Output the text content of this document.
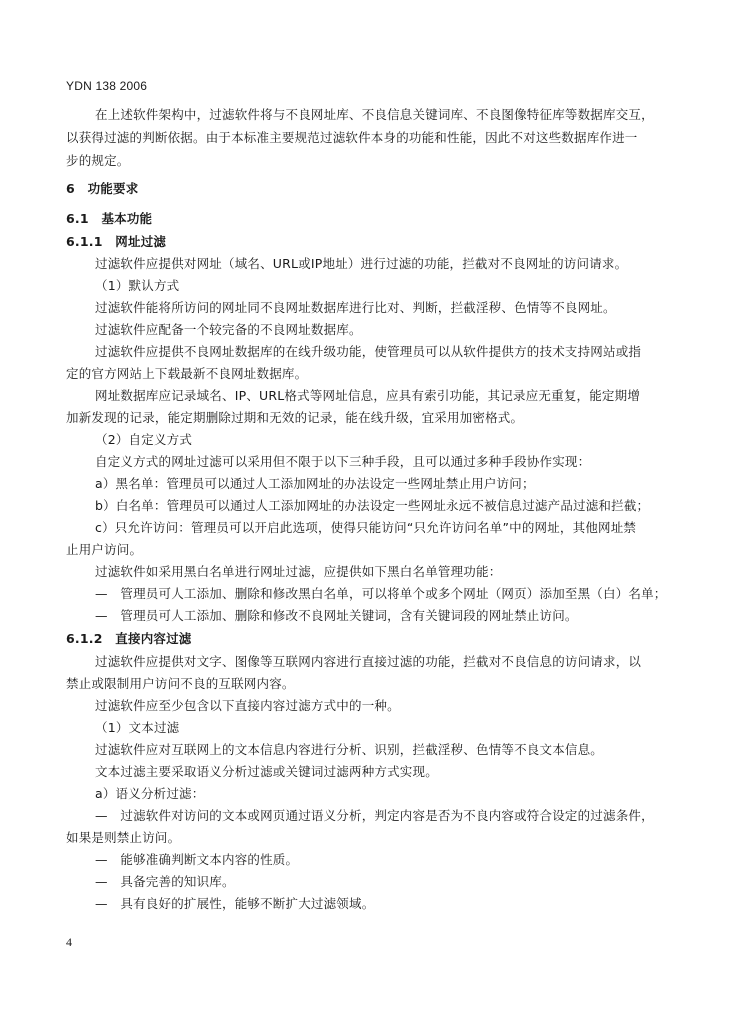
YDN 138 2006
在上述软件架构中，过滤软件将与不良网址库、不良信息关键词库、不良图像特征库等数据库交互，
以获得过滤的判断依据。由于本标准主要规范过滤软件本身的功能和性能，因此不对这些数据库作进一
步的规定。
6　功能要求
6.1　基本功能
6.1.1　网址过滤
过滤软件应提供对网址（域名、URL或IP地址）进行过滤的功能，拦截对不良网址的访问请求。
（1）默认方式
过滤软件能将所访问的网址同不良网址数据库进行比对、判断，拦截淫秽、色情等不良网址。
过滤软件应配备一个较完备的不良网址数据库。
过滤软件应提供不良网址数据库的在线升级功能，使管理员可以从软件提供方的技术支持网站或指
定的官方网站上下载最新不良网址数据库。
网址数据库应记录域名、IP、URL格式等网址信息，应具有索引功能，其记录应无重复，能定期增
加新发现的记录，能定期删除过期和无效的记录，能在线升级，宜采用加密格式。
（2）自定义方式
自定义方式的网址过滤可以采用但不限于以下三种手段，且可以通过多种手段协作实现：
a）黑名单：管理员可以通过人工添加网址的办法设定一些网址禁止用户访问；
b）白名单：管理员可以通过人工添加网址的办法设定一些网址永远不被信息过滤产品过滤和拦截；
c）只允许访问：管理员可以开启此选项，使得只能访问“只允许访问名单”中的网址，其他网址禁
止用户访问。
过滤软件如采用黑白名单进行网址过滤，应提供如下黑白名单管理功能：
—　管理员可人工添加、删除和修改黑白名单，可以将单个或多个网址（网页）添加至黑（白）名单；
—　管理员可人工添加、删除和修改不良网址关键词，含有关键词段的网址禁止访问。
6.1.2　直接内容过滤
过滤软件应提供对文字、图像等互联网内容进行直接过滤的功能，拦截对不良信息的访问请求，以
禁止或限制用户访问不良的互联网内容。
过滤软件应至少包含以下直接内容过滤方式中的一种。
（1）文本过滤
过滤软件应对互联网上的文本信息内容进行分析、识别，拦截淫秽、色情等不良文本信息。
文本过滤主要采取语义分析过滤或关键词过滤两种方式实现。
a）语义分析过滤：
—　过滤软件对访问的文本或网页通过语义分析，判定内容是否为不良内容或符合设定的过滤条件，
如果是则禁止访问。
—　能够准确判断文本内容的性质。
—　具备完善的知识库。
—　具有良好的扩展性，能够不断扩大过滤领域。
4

### [Task objective]
Give only the number of lines in the entries that contain "管理员可人工添加".

### [Result of this exercise]
2